#### REQUEST:
Every entry below must be repeated exactly; skip the pictures.

#### LISTING:
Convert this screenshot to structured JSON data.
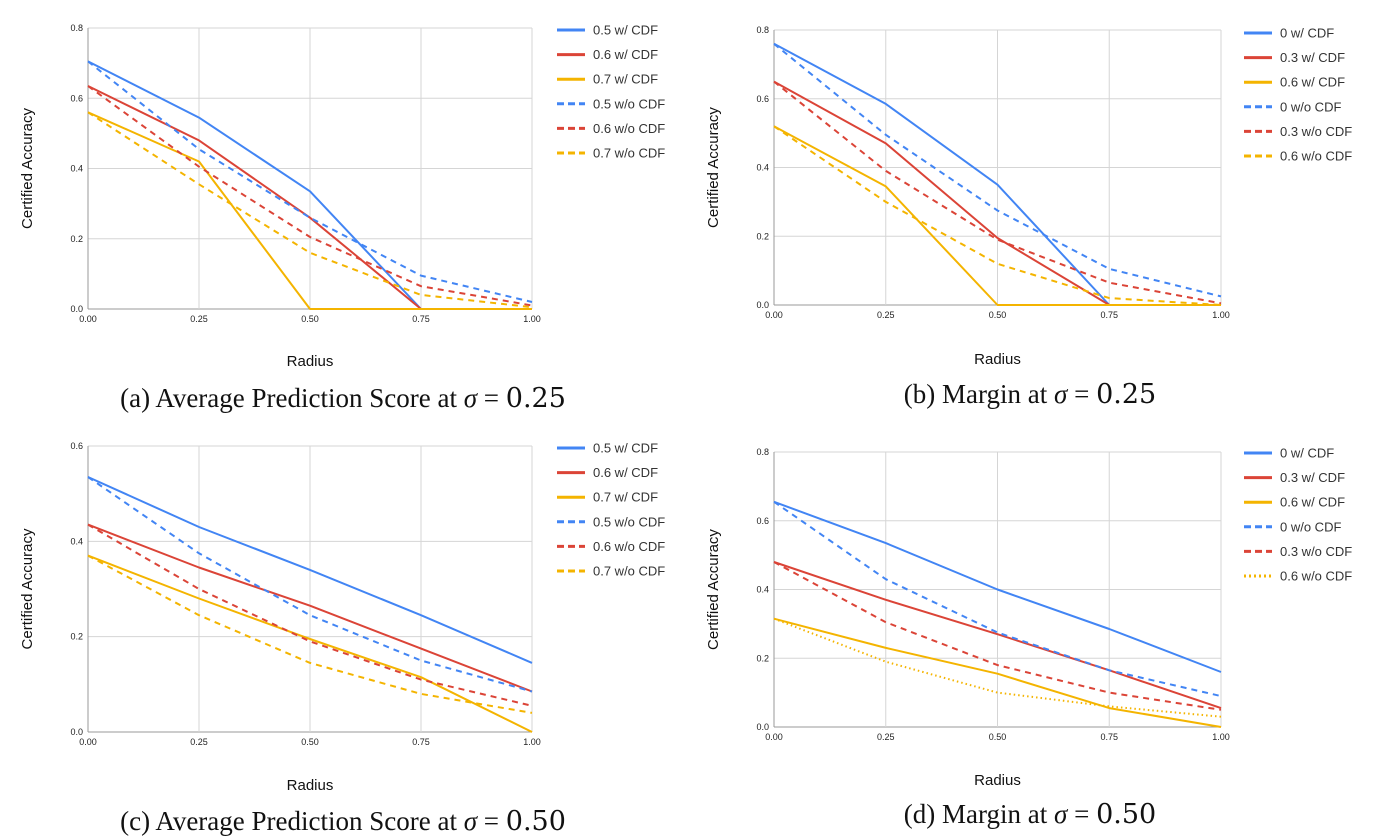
{
  "chart_data": [
    {
      "type": "line",
      "id": "a",
      "title": "(a) Average Prediction Score at σ = 0.25",
      "xlabel": "Radius",
      "ylabel": "Certified Accuracy",
      "x": [
        0,
        0.25,
        0.5,
        0.75,
        1.0
      ],
      "xticks": [
        "0.00",
        "0.25",
        "0.50",
        "0.75",
        "1.00"
      ],
      "ylim": [
        0,
        0.8
      ],
      "yticks": [
        "0.0",
        "0.2",
        "0.4",
        "0.6",
        "0.8"
      ],
      "series": [
        {
          "name": "0.5 w/ CDF",
          "color": "#4285f4",
          "style": "solid",
          "values": [
            0.705,
            0.545,
            0.335,
            0.0,
            0.0
          ]
        },
        {
          "name": "0.6 w/ CDF",
          "color": "#db4437",
          "style": "solid",
          "values": [
            0.635,
            0.48,
            0.26,
            0.0,
            0.0
          ]
        },
        {
          "name": "0.7 w/ CDF",
          "color": "#f4b400",
          "style": "solid",
          "values": [
            0.56,
            0.42,
            0.0,
            0.0,
            0.0
          ]
        },
        {
          "name": "0.5 w/o CDF",
          "color": "#4285f4",
          "style": "dashed",
          "values": [
            0.705,
            0.455,
            0.26,
            0.095,
            0.02
          ]
        },
        {
          "name": "0.6 w/o CDF",
          "color": "#db4437",
          "style": "dashed",
          "values": [
            0.635,
            0.405,
            0.205,
            0.065,
            0.01
          ]
        },
        {
          "name": "0.7 w/o CDF",
          "color": "#f4b400",
          "style": "dashed",
          "values": [
            0.56,
            0.355,
            0.16,
            0.04,
            0.005
          ]
        }
      ]
    },
    {
      "type": "line",
      "id": "b",
      "title": "(b) Margin at σ = 0.25",
      "xlabel": "Radius",
      "ylabel": "Certified Accuracy",
      "x": [
        0,
        0.25,
        0.5,
        0.75,
        1.0
      ],
      "xticks": [
        "0.00",
        "0.25",
        "0.50",
        "0.75",
        "1.00"
      ],
      "ylim": [
        0,
        0.8
      ],
      "yticks": [
        "0.0",
        "0.2",
        "0.4",
        "0.6",
        "0.8"
      ],
      "series": [
        {
          "name": "0 w/ CDF",
          "color": "#4285f4",
          "style": "solid",
          "values": [
            0.76,
            0.585,
            0.35,
            0.0,
            0.0
          ]
        },
        {
          "name": "0.3 w/ CDF",
          "color": "#db4437",
          "style": "solid",
          "values": [
            0.65,
            0.47,
            0.195,
            0.0,
            0.0
          ]
        },
        {
          "name": "0.6 w/ CDF",
          "color": "#f4b400",
          "style": "solid",
          "values": [
            0.52,
            0.345,
            0.0,
            0.0,
            0.0
          ]
        },
        {
          "name": "0 w/o CDF",
          "color": "#4285f4",
          "style": "dashed",
          "values": [
            0.76,
            0.495,
            0.275,
            0.105,
            0.025
          ]
        },
        {
          "name": "0.3 w/o CDF",
          "color": "#db4437",
          "style": "dashed",
          "values": [
            0.65,
            0.39,
            0.19,
            0.065,
            0.005
          ]
        },
        {
          "name": "0.6 w/o CDF",
          "color": "#f4b400",
          "style": "dashed",
          "values": [
            0.52,
            0.3,
            0.12,
            0.02,
            0.0
          ]
        }
      ]
    },
    {
      "type": "line",
      "id": "c",
      "title": "(c) Average Prediction Score at σ = 0.50",
      "xlabel": "Radius",
      "ylabel": "Certified Accuracy",
      "x": [
        0,
        0.25,
        0.5,
        0.75,
        1.0
      ],
      "xticks": [
        "0.00",
        "0.25",
        "0.50",
        "0.75",
        "1.00"
      ],
      "ylim": [
        0,
        0.6
      ],
      "yticks": [
        "0.0",
        "0.2",
        "0.4",
        "0.6"
      ],
      "series": [
        {
          "name": "0.5 w/ CDF",
          "color": "#4285f4",
          "style": "solid",
          "values": [
            0.535,
            0.43,
            0.34,
            0.245,
            0.145
          ]
        },
        {
          "name": "0.6 w/ CDF",
          "color": "#db4437",
          "style": "solid",
          "values": [
            0.435,
            0.345,
            0.265,
            0.175,
            0.085
          ]
        },
        {
          "name": "0.7 w/ CDF",
          "color": "#f4b400",
          "style": "solid",
          "values": [
            0.37,
            0.28,
            0.195,
            0.115,
            0.0
          ]
        },
        {
          "name": "0.5 w/o CDF",
          "color": "#4285f4",
          "style": "dashed",
          "values": [
            0.535,
            0.375,
            0.245,
            0.15,
            0.085
          ]
        },
        {
          "name": "0.6 w/o CDF",
          "color": "#db4437",
          "style": "dashed",
          "values": [
            0.435,
            0.3,
            0.19,
            0.11,
            0.055
          ]
        },
        {
          "name": "0.7 w/o CDF",
          "color": "#f4b400",
          "style": "dashed",
          "values": [
            0.37,
            0.245,
            0.145,
            0.08,
            0.04
          ]
        }
      ]
    },
    {
      "type": "line",
      "id": "d",
      "title": "(d) Margin at σ = 0.50",
      "xlabel": "Radius",
      "ylabel": "Certified Accuracy",
      "x": [
        0,
        0.25,
        0.5,
        0.75,
        1.0
      ],
      "xticks": [
        "0.00",
        "0.25",
        "0.50",
        "0.75",
        "1.00"
      ],
      "ylim": [
        0,
        0.8
      ],
      "yticks": [
        "0.0",
        "0.2",
        "0.4",
        "0.6",
        "0.8"
      ],
      "series": [
        {
          "name": "0 w/ CDF",
          "color": "#4285f4",
          "style": "solid",
          "values": [
            0.655,
            0.535,
            0.4,
            0.285,
            0.16
          ]
        },
        {
          "name": "0.3 w/ CDF",
          "color": "#db4437",
          "style": "solid",
          "values": [
            0.48,
            0.37,
            0.27,
            0.165,
            0.055
          ]
        },
        {
          "name": "0.6 w/ CDF",
          "color": "#f4b400",
          "style": "solid",
          "values": [
            0.315,
            0.23,
            0.155,
            0.055,
            0.0
          ]
        },
        {
          "name": "0 w/o CDF",
          "color": "#4285f4",
          "style": "dashed",
          "values": [
            0.655,
            0.43,
            0.275,
            0.165,
            0.09
          ]
        },
        {
          "name": "0.3 w/o CDF",
          "color": "#db4437",
          "style": "dashed",
          "values": [
            0.48,
            0.305,
            0.18,
            0.1,
            0.05
          ]
        },
        {
          "name": "0.6 w/o CDF",
          "color": "#f4b400",
          "style": "dotted",
          "values": [
            0.315,
            0.19,
            0.1,
            0.06,
            0.03
          ]
        }
      ]
    }
  ]
}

#### THE RESPONSE:
Convert this screenshot to structured JSON data.
{
  "chart_data": [
    {
      "type": "line",
      "id": "a",
      "title": "(a) Average Prediction Score at σ = 0.25",
      "xlabel": "Radius",
      "ylabel": "Certified Accuracy",
      "x": [
        0,
        0.25,
        0.5,
        0.75,
        1.0
      ],
      "xticks": [
        "0.00",
        "0.25",
        "0.50",
        "0.75",
        "1.00"
      ],
      "ylim": [
        0,
        0.8
      ],
      "yticks": [
        "0.0",
        "0.2",
        "0.4",
        "0.6",
        "0.8"
      ],
      "series": [
        {
          "name": "0.5 w/ CDF",
          "color": "#4285f4",
          "style": "solid",
          "values": [
            0.705,
            0.545,
            0.335,
            0.0,
            0.0
          ]
        },
        {
          "name": "0.6 w/ CDF",
          "color": "#db4437",
          "style": "solid",
          "values": [
            0.635,
            0.48,
            0.26,
            0.0,
            0.0
          ]
        },
        {
          "name": "0.7 w/ CDF",
          "color": "#f4b400",
          "style": "solid",
          "values": [
            0.56,
            0.42,
            0.0,
            0.0,
            0.0
          ]
        },
        {
          "name": "0.5 w/o CDF",
          "color": "#4285f4",
          "style": "dashed",
          "values": [
            0.705,
            0.455,
            0.26,
            0.095,
            0.02
          ]
        },
        {
          "name": "0.6 w/o CDF",
          "color": "#db4437",
          "style": "dashed",
          "values": [
            0.635,
            0.405,
            0.205,
            0.065,
            0.01
          ]
        },
        {
          "name": "0.7 w/o CDF",
          "color": "#f4b400",
          "style": "dashed",
          "values": [
            0.56,
            0.355,
            0.16,
            0.04,
            0.005
          ]
        }
      ]
    },
    {
      "type": "line",
      "id": "b",
      "title": "(b) Margin at σ = 0.25",
      "xlabel": "Radius",
      "ylabel": "Certified Accuracy",
      "x": [
        0,
        0.25,
        0.5,
        0.75,
        1.0
      ],
      "xticks": [
        "0.00",
        "0.25",
        "0.50",
        "0.75",
        "1.00"
      ],
      "ylim": [
        0,
        0.8
      ],
      "yticks": [
        "0.0",
        "0.2",
        "0.4",
        "0.6",
        "0.8"
      ],
      "series": [
        {
          "name": "0 w/ CDF",
          "color": "#4285f4",
          "style": "solid",
          "values": [
            0.76,
            0.585,
            0.35,
            0.0,
            0.0
          ]
        },
        {
          "name": "0.3 w/ CDF",
          "color": "#db4437",
          "style": "solid",
          "values": [
            0.65,
            0.47,
            0.195,
            0.0,
            0.0
          ]
        },
        {
          "name": "0.6 w/ CDF",
          "color": "#f4b400",
          "style": "solid",
          "values": [
            0.52,
            0.345,
            0.0,
            0.0,
            0.0
          ]
        },
        {
          "name": "0 w/o CDF",
          "color": "#4285f4",
          "style": "dashed",
          "values": [
            0.76,
            0.495,
            0.275,
            0.105,
            0.025
          ]
        },
        {
          "name": "0.3 w/o CDF",
          "color": "#db4437",
          "style": "dashed",
          "values": [
            0.65,
            0.39,
            0.19,
            0.065,
            0.005
          ]
        },
        {
          "name": "0.6 w/o CDF",
          "color": "#f4b400",
          "style": "dashed",
          "values": [
            0.52,
            0.3,
            0.12,
            0.02,
            0.0
          ]
        }
      ]
    },
    {
      "type": "line",
      "id": "c",
      "title": "(c) Average Prediction Score at σ = 0.50",
      "xlabel": "Radius",
      "ylabel": "Certified Accuracy",
      "x": [
        0,
        0.25,
        0.5,
        0.75,
        1.0
      ],
      "xticks": [
        "0.00",
        "0.25",
        "0.50",
        "0.75",
        "1.00"
      ],
      "ylim": [
        0,
        0.6
      ],
      "yticks": [
        "0.0",
        "0.2",
        "0.4",
        "0.6"
      ],
      "series": [
        {
          "name": "0.5 w/ CDF",
          "color": "#4285f4",
          "style": "solid",
          "values": [
            0.535,
            0.43,
            0.34,
            0.245,
            0.145
          ]
        },
        {
          "name": "0.6 w/ CDF",
          "color": "#db4437",
          "style": "solid",
          "values": [
            0.435,
            0.345,
            0.265,
            0.175,
            0.085
          ]
        },
        {
          "name": "0.7 w/ CDF",
          "color": "#f4b400",
          "style": "solid",
          "values": [
            0.37,
            0.28,
            0.195,
            0.115,
            0.0
          ]
        },
        {
          "name": "0.5 w/o CDF",
          "color": "#4285f4",
          "style": "dashed",
          "values": [
            0.535,
            0.375,
            0.245,
            0.15,
            0.085
          ]
        },
        {
          "name": "0.6 w/o CDF",
          "color": "#db4437",
          "style": "dashed",
          "values": [
            0.435,
            0.3,
            0.19,
            0.11,
            0.055
          ]
        },
        {
          "name": "0.7 w/o CDF",
          "color": "#f4b400",
          "style": "dashed",
          "values": [
            0.37,
            0.245,
            0.145,
            0.08,
            0.04
          ]
        }
      ]
    },
    {
      "type": "line",
      "id": "d",
      "title": "(d) Margin at σ = 0.50",
      "xlabel": "Radius",
      "ylabel": "Certified Accuracy",
      "x": [
        0,
        0.25,
        0.5,
        0.75,
        1.0
      ],
      "xticks": [
        "0.00",
        "0.25",
        "0.50",
        "0.75",
        "1.00"
      ],
      "ylim": [
        0,
        0.8
      ],
      "yticks": [
        "0.0",
        "0.2",
        "0.4",
        "0.6",
        "0.8"
      ],
      "series": [
        {
          "name": "0 w/ CDF",
          "color": "#4285f4",
          "style": "solid",
          "values": [
            0.655,
            0.535,
            0.4,
            0.285,
            0.16
          ]
        },
        {
          "name": "0.3 w/ CDF",
          "color": "#db4437",
          "style": "solid",
          "values": [
            0.48,
            0.37,
            0.27,
            0.165,
            0.055
          ]
        },
        {
          "name": "0.6 w/ CDF",
          "color": "#f4b400",
          "style": "solid",
          "values": [
            0.315,
            0.23,
            0.155,
            0.055,
            0.0
          ]
        },
        {
          "name": "0 w/o CDF",
          "color": "#4285f4",
          "style": "dashed",
          "values": [
            0.655,
            0.43,
            0.275,
            0.165,
            0.09
          ]
        },
        {
          "name": "0.3 w/o CDF",
          "color": "#db4437",
          "style": "dashed",
          "values": [
            0.48,
            0.305,
            0.18,
            0.1,
            0.05
          ]
        },
        {
          "name": "0.6 w/o CDF",
          "color": "#f4b400",
          "style": "dotted",
          "values": [
            0.315,
            0.19,
            0.1,
            0.06,
            0.03
          ]
        }
      ]
    }
  ]
}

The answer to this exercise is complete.